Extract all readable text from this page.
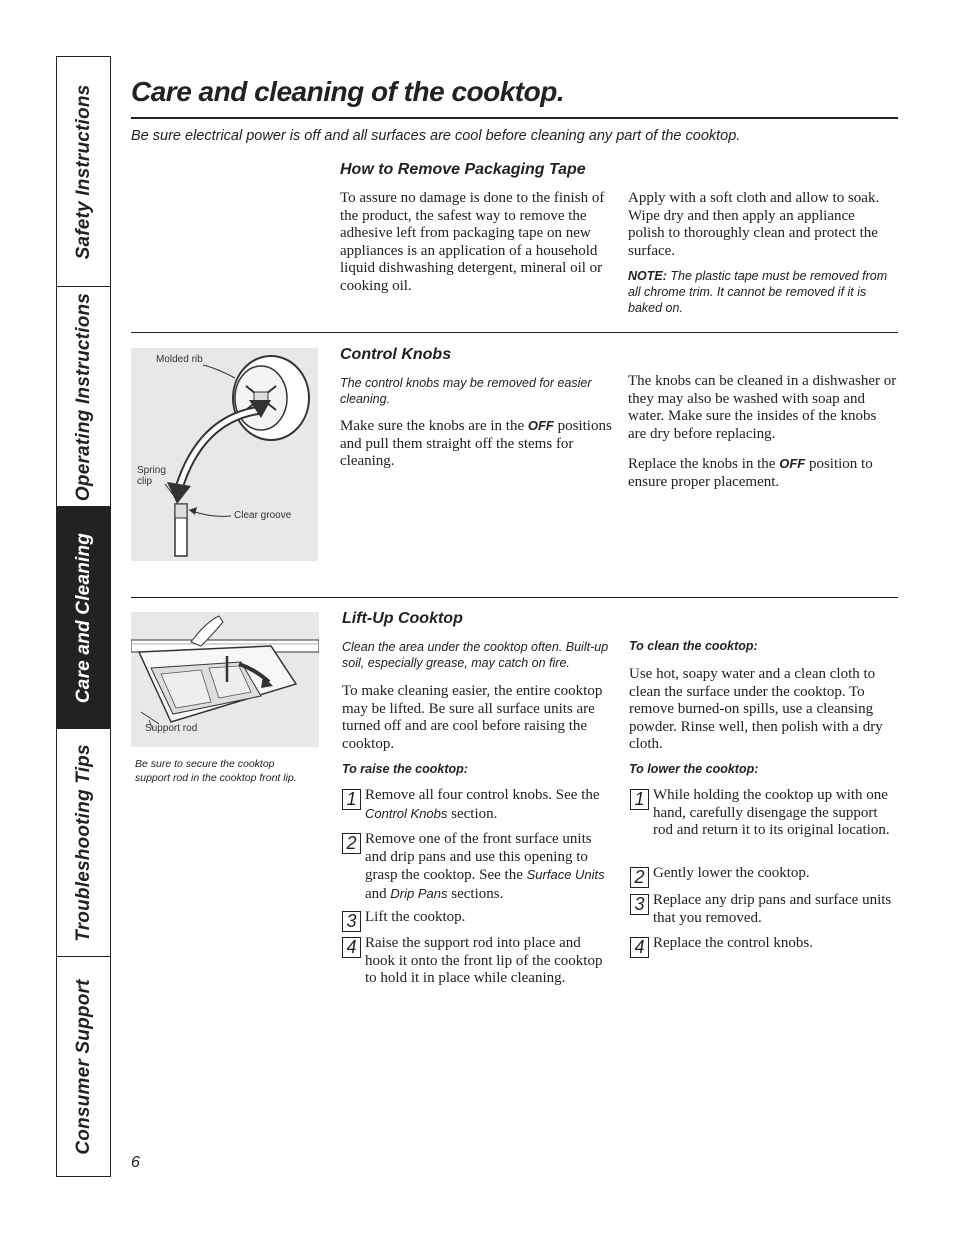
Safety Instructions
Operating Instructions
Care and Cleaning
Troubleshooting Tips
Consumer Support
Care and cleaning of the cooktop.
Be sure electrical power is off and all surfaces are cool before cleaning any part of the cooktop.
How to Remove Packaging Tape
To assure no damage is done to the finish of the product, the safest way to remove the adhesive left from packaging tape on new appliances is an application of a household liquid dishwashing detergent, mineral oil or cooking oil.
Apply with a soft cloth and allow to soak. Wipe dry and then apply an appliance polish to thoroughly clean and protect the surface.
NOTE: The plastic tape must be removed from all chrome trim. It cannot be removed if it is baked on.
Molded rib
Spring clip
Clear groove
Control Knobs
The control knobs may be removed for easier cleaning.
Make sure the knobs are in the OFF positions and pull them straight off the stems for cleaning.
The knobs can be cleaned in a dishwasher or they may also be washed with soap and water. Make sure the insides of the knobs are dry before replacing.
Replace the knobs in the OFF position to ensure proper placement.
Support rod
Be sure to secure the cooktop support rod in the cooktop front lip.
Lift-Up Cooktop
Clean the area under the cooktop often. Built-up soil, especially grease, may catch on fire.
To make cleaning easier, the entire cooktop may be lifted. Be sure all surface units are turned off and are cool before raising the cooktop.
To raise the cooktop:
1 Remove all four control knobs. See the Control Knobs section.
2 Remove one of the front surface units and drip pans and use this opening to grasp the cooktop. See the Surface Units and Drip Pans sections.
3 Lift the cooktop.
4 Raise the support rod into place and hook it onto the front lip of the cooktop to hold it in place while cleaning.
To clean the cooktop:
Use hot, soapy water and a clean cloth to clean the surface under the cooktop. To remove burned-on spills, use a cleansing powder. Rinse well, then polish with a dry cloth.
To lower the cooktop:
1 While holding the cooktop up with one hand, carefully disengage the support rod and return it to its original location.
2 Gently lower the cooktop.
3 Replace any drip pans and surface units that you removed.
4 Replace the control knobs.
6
----------------------------------------
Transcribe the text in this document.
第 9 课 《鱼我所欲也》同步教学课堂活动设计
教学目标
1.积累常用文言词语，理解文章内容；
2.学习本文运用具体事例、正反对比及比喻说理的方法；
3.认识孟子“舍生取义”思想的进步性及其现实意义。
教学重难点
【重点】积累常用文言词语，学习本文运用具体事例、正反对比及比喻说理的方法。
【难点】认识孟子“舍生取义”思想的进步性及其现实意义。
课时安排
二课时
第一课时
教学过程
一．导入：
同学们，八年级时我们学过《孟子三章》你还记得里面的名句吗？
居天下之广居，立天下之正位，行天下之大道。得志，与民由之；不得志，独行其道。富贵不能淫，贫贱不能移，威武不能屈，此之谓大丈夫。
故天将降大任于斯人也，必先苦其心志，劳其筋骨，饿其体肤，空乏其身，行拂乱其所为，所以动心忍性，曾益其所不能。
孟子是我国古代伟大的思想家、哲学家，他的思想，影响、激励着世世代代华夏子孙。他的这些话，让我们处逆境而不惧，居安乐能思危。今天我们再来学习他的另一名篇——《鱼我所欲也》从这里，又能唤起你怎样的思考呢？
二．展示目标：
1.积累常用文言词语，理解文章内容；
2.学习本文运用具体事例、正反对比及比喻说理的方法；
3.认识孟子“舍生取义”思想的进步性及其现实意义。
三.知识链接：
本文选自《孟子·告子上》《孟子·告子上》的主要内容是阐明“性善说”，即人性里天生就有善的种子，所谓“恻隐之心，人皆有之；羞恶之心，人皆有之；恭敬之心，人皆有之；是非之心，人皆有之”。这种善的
----------------------------------------
### DESCRIPTION OF THE TASK
Return each full line of the entries that contains the word "with".

### EXERCISE OUTPUT
Apply with a soft cloth and allow to soak. Wipe dry and then apply an appliance polish to thoroughly clean and protect the surface.
The knobs can be cleaned in a dishwasher or they may also be washed with soap and water. Make sure the insides of the knobs are dry before replacing.
Use hot, soapy water and a clean cloth to clean the surface under the cooktop. To remove burned-on spills, use a cleansing powder. Rinse well, then polish with a dry cloth.
1 While holding the cooktop up with one hand, carefully disengage the support rod and return it to its original location.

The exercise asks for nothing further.